What is asked: Restate the whole listing word for word. Pictures are left out.

## START Rows

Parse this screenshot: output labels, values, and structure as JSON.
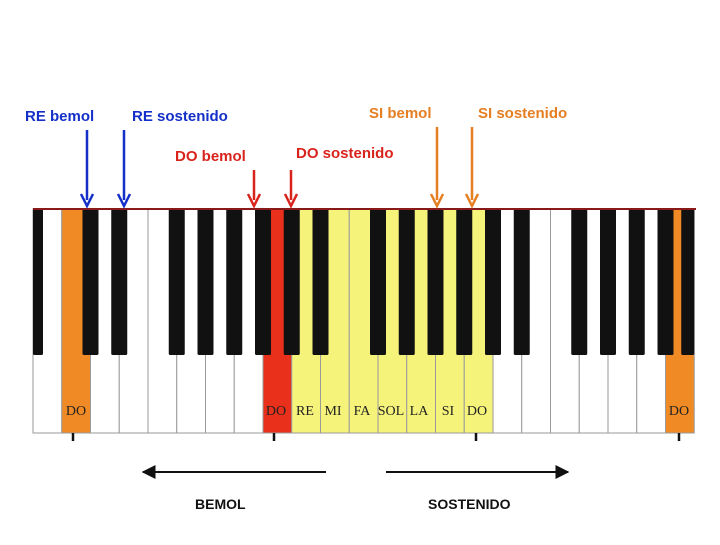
{
  "colors": {
    "blue": "#1430c8",
    "red": "#d8241c",
    "orange": "#e67e22",
    "key_orange": "#f08a24",
    "key_red": "#e8301a",
    "key_yellow": "#f6f37a",
    "black_key": "#111111",
    "white_key": "#ffffff"
  },
  "labels": {
    "re_bemol": "RE bemol",
    "re_sostenido": "RE sostenido",
    "do_bemol": "DO bemol",
    "do_sostenido": "DO sostenido",
    "si_bemol": "SI bemol",
    "si_sostenido": "SI sostenido"
  },
  "keys": {
    "do_left": "DO",
    "do_red": "DO",
    "re": "RE",
    "mi": "MI",
    "fa": "FA",
    "sol": "SOL",
    "la": "LA",
    "si": "SI",
    "do_yellow": "DO",
    "do_right": "DO"
  },
  "bottom": {
    "bemol": "BEMOL",
    "sostenido": "SOSTENIDO"
  }
}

## END Rows

Full answer:
Parse this screenshot: output labels, values, and structure as JSON.
{
  "colors": {
    "blue": "#1430c8",
    "red": "#d8241c",
    "orange": "#e67e22",
    "key_orange": "#f08a24",
    "key_red": "#e8301a",
    "key_yellow": "#f6f37a",
    "black_key": "#111111",
    "white_key": "#ffffff"
  },
  "labels": {
    "re_bemol": "RE bemol",
    "re_sostenido": "RE sostenido",
    "do_bemol": "DO bemol",
    "do_sostenido": "DO sostenido",
    "si_bemol": "SI bemol",
    "si_sostenido": "SI sostenido"
  },
  "keys": {
    "do_left": "DO",
    "do_red": "DO",
    "re": "RE",
    "mi": "MI",
    "fa": "FA",
    "sol": "SOL",
    "la": "LA",
    "si": "SI",
    "do_yellow": "DO",
    "do_right": "DO"
  },
  "bottom": {
    "bemol": "BEMOL",
    "sostenido": "SOSTENIDO"
  }
}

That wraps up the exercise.